-- begin Records for this exercise --

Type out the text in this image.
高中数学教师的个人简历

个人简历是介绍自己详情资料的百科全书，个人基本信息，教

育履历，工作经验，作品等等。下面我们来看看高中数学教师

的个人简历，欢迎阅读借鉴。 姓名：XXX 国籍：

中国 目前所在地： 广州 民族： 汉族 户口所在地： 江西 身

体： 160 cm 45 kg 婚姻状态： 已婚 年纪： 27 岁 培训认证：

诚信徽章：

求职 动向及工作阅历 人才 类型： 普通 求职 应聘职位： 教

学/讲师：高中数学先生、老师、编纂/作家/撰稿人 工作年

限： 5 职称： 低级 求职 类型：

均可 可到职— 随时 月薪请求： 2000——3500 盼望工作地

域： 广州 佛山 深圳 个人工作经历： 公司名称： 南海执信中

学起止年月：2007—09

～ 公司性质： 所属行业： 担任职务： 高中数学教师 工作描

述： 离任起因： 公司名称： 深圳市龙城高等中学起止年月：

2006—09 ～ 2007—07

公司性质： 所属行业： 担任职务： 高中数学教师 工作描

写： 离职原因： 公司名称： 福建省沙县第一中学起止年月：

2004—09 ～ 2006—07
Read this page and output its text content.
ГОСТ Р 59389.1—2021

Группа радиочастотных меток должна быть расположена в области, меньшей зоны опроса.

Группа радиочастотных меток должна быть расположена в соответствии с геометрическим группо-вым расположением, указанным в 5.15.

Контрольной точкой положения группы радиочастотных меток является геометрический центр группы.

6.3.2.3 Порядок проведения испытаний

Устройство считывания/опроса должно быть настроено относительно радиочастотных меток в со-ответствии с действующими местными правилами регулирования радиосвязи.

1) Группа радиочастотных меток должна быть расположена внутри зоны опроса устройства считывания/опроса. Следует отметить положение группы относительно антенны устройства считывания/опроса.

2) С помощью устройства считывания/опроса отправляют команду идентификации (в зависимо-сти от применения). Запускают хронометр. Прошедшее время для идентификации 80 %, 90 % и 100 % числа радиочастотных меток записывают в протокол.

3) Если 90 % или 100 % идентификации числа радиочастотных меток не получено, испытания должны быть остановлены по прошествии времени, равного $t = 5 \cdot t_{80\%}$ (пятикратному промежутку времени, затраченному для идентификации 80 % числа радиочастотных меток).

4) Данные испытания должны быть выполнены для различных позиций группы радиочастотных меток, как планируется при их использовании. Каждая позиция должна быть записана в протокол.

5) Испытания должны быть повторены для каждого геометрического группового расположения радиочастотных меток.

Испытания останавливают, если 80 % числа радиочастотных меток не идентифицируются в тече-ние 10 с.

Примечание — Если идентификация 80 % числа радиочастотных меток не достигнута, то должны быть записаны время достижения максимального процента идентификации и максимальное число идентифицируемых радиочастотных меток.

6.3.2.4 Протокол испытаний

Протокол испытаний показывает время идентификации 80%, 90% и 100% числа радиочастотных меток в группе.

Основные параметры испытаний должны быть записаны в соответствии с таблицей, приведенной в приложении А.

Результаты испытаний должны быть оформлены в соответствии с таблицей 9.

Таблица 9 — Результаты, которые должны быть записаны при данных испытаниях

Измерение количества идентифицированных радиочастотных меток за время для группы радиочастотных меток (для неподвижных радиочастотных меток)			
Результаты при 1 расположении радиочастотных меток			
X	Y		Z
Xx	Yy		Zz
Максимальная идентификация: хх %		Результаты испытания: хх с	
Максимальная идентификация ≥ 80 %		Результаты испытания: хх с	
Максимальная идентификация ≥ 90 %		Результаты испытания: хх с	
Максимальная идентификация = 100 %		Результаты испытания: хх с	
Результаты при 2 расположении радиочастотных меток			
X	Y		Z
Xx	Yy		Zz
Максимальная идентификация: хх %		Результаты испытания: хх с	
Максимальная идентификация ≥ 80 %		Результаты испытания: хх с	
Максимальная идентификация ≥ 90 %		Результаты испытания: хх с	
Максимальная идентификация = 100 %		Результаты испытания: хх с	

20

-- end Records for this exercise --

Exercise directions –
Output all of the data again, exactly.

Solution to this task –
Type out the text in this image.
高中数学教师的个人简历

个人简历是介绍自己详情资料的百科全书，个人基本信息，教

育履历，工作经验，作品等等。下面我们来看看高中数学教师

的个人简历，欢迎阅读借鉴。 姓名：XXX 国籍：

中国 目前所在地： 广州 民族： 汉族 户口所在地： 江西 身

体： 160 cm 45 kg 婚姻状态： 已婚 年纪： 27 岁 培训认证：

诚信徽章：

求职 动向及工作阅历 人才 类型： 普通 求职 应聘职位： 教

学/讲师：高中数学先生、老师、编纂/作家/撰稿人 工作年

限： 5 职称： 低级 求职 类型：

均可 可到职— 随时 月薪请求： 2000——3500 盼望工作地

域： 广州 佛山 深圳 个人工作经历： 公司名称： 南海执信中

学起止年月：2007—09

～ 公司性质： 所属行业： 担任职务： 高中数学教师 工作描

述： 离任起因： 公司名称： 深圳市龙城高等中学起止年月：

2006—09 ～ 2007—07

公司性质： 所属行业： 担任职务： 高中数学教师 工作描

写： 离职原因： 公司名称： 福建省沙县第一中学起止年月：

2004—09 ～ 2006—07
Read this page and output its text content.
ГОСТ Р 59389.1—2021

Группа радиочастотных меток должна быть расположена в области, меньшей зоны опроса.

Группа радиочастотных меток должна быть расположена в соответствии с геометрическим группо-вым расположением, указанным в 5.15.

Контрольной точкой положения группы радиочастотных меток является геометрический центр группы.

6.3.2.3 Порядок проведения испытаний

Устройство считывания/опроса должно быть настроено относительно радиочастотных меток в со-ответствии с действующими местными правилами регулирования радиосвязи.

1) Группа радиочастотных меток должна быть расположена внутри зоны опроса устройства считывания/опроса. Следует отметить положение группы относительно антенны устройства считывания/опроса.

2) С помощью устройства считывания/опроса отправляют команду идентификации (в зависимо-сти от применения). Запускают хронометр. Прошедшее время для идентификации 80 %, 90 % и 100 % числа радиочастотных меток записывают в протокол.

3) Если 90 % или 100 % идентификации числа радиочастотных меток не получено, испытания должны быть остановлены по прошествии времени, равного $t = 5 \cdot t_{80\%}$ (пятикратному промежутку времени, затраченному для идентификации 80 % числа радиочастотных меток).

4) Данные испытания должны быть выполнены для различных позиций группы радиочастотных меток, как планируется при их использовании. Каждая позиция должна быть записана в протокол.

5) Испытания должны быть повторены для каждого геометрического группового расположения радиочастотных меток.

Испытания останавливают, если 80 % числа радиочастотных меток не идентифицируются в тече-ние 10 с.

Примечание — Если идентификация 80 % числа радиочастотных меток не достигнута, то должны быть записаны время достижения максимального процента идентификации и максимальное число идентифицируемых радиочастотных меток.

6.3.2.4 Протокол испытаний

Протокол испытаний показывает время идентификации 80%, 90% и 100% числа радиочастотных меток в группе.

Основные параметры испытаний должны быть записаны в соответствии с таблицей, приведенной в приложении А.

Результаты испытаний должны быть оформлены в соответствии с таблицей 9.

Таблица 9 — Результаты, которые должны быть записаны при данных испытаниях

Измерение количества идентифицированных радиочастотных меток за время для группы радиочастотных меток (для неподвижных радиочастотных меток)			
Результаты при 1 расположении радиочастотных меток			
X	Y		Z
Xx	Yy		Zz
Максимальная идентификация: хх %		Результаты испытания: хх с	
Максимальная идентификация ≥ 80 %		Результаты испытания: хх с	
Максимальная идентификация ≥ 90 %		Результаты испытания: хх с	
Максимальная идентификация = 100 %		Результаты испытания: хх с	
Результаты при 2 расположении радиочастотных меток			
X	Y		Z
Xx	Yy		Zz
Максимальная идентификация: хх %		Результаты испытания: хх с	
Максимальная идентификация ≥ 80 %		Результаты испытания: хх с	
Максимальная идентификация ≥ 90 %		Результаты испытания: хх с	
Максимальная идентификация = 100 %		Результаты испытания: хх с	

20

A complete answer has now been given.